Copy the records below exactly as they are written.

· · · · · · ·

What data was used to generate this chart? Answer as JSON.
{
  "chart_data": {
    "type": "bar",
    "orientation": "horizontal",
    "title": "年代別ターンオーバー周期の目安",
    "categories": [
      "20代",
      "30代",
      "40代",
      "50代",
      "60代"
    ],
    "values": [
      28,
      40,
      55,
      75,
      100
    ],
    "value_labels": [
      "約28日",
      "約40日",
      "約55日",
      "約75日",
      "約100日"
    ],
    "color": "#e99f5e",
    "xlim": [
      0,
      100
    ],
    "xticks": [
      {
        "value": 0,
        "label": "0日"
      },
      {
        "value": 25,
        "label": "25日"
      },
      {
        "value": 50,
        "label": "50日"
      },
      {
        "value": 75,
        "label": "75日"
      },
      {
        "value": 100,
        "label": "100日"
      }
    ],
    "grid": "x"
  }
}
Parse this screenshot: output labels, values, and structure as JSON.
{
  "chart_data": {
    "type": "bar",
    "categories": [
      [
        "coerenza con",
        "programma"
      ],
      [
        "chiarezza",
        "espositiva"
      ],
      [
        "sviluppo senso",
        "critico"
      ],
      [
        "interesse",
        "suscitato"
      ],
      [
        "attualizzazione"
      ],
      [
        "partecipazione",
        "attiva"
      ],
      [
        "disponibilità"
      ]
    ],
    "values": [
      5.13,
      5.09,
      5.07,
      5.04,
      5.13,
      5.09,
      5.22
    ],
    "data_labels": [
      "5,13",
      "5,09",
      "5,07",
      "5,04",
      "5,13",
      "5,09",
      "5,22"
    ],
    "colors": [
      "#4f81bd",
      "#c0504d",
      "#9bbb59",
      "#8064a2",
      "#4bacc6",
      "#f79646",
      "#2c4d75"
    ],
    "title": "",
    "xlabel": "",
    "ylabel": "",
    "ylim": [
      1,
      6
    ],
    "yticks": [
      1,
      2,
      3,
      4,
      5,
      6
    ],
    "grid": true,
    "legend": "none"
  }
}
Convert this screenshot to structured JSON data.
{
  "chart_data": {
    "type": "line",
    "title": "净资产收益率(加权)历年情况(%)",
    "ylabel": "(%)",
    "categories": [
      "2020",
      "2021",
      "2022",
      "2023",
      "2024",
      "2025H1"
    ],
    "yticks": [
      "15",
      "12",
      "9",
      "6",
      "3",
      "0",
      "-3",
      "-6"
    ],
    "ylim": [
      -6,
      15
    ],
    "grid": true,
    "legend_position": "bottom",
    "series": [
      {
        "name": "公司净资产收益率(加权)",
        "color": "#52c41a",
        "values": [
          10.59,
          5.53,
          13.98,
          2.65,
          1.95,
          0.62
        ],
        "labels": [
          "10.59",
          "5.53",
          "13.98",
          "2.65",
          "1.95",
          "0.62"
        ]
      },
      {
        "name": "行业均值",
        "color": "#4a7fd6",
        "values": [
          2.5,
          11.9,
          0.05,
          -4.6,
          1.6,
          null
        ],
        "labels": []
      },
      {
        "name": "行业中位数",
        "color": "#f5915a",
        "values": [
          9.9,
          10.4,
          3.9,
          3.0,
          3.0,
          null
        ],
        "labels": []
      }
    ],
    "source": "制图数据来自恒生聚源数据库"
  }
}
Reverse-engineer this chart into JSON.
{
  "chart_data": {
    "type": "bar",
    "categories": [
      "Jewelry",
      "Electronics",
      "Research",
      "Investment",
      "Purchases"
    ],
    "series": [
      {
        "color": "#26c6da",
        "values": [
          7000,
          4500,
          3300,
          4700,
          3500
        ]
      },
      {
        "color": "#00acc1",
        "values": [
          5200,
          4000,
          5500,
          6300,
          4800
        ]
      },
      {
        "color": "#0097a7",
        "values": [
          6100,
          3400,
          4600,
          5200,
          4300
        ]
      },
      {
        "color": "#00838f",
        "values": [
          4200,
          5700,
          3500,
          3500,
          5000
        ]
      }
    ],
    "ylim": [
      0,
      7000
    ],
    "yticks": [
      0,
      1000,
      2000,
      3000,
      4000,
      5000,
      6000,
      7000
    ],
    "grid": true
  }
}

· · · · · · ·

Exercise solution:
What data was used to generate this chart? Answer as JSON.
{
  "chart_data": {
    "type": "bar",
    "orientation": "horizontal",
    "title": "年代別ターンオーバー周期の目安",
    "categories": [
      "20代",
      "30代",
      "40代",
      "50代",
      "60代"
    ],
    "values": [
      28,
      40,
      55,
      75,
      100
    ],
    "value_labels": [
      "約28日",
      "約40日",
      "約55日",
      "約75日",
      "約100日"
    ],
    "color": "#e99f5e",
    "xlim": [
      0,
      100
    ],
    "xticks": [
      {
        "value": 0,
        "label": "0日"
      },
      {
        "value": 25,
        "label": "25日"
      },
      {
        "value": 50,
        "label": "50日"
      },
      {
        "value": 75,
        "label": "75日"
      },
      {
        "value": 100,
        "label": "100日"
      }
    ],
    "grid": "x"
  }
}
Parse this screenshot: output labels, values, and structure as JSON.
{
  "chart_data": {
    "type": "bar",
    "categories": [
      [
        "coerenza con",
        "programma"
      ],
      [
        "chiarezza",
        "espositiva"
      ],
      [
        "sviluppo senso",
        "critico"
      ],
      [
        "interesse",
        "suscitato"
      ],
      [
        "attualizzazione"
      ],
      [
        "partecipazione",
        "attiva"
      ],
      [
        "disponibilità"
      ]
    ],
    "values": [
      5.13,
      5.09,
      5.07,
      5.04,
      5.13,
      5.09,
      5.22
    ],
    "data_labels": [
      "5,13",
      "5,09",
      "5,07",
      "5,04",
      "5,13",
      "5,09",
      "5,22"
    ],
    "colors": [
      "#4f81bd",
      "#c0504d",
      "#9bbb59",
      "#8064a2",
      "#4bacc6",
      "#f79646",
      "#2c4d75"
    ],
    "title": "",
    "xlabel": "",
    "ylabel": "",
    "ylim": [
      1,
      6
    ],
    "yticks": [
      1,
      2,
      3,
      4,
      5,
      6
    ],
    "grid": true,
    "legend": "none"
  }
}
Convert this screenshot to structured JSON data.
{
  "chart_data": {
    "type": "line",
    "title": "净资产收益率(加权)历年情况(%)",
    "ylabel": "(%)",
    "categories": [
      "2020",
      "2021",
      "2022",
      "2023",
      "2024",
      "2025H1"
    ],
    "yticks": [
      "15",
      "12",
      "9",
      "6",
      "3",
      "0",
      "-3",
      "-6"
    ],
    "ylim": [
      -6,
      15
    ],
    "grid": true,
    "legend_position": "bottom",
    "series": [
      {
        "name": "公司净资产收益率(加权)",
        "color": "#52c41a",
        "values": [
          10.59,
          5.53,
          13.98,
          2.65,
          1.95,
          0.62
        ],
        "labels": [
          "10.59",
          "5.53",
          "13.98",
          "2.65",
          "1.95",
          "0.62"
        ]
      },
      {
        "name": "行业均值",
        "color": "#4a7fd6",
        "values": [
          2.5,
          11.9,
          0.05,
          -4.6,
          1.6,
          null
        ],
        "labels": []
      },
      {
        "name": "行业中位数",
        "color": "#f5915a",
        "values": [
          9.9,
          10.4,
          3.9,
          3.0,
          3.0,
          null
        ],
        "labels": []
      }
    ],
    "source": "制图数据来自恒生聚源数据库"
  }
}
Reverse-engineer this chart into JSON.
{
  "chart_data": {
    "type": "bar",
    "categories": [
      "Jewelry",
      "Electronics",
      "Research",
      "Investment",
      "Purchases"
    ],
    "series": [
      {
        "color": "#26c6da",
        "values": [
          7000,
          4500,
          3300,
          4700,
          3500
        ]
      },
      {
        "color": "#00acc1",
        "values": [
          5200,
          4000,
          5500,
          6300,
          4800
        ]
      },
      {
        "color": "#0097a7",
        "values": [
          6100,
          3400,
          4600,
          5200,
          4300
        ]
      },
      {
        "color": "#00838f",
        "values": [
          4200,
          5700,
          3500,
          3500,
          5000
        ]
      }
    ],
    "ylim": [
      0,
      7000
    ],
    "yticks": [
      0,
      1000,
      2000,
      3000,
      4000,
      5000,
      6000,
      7000
    ],
    "grid": true
  }
}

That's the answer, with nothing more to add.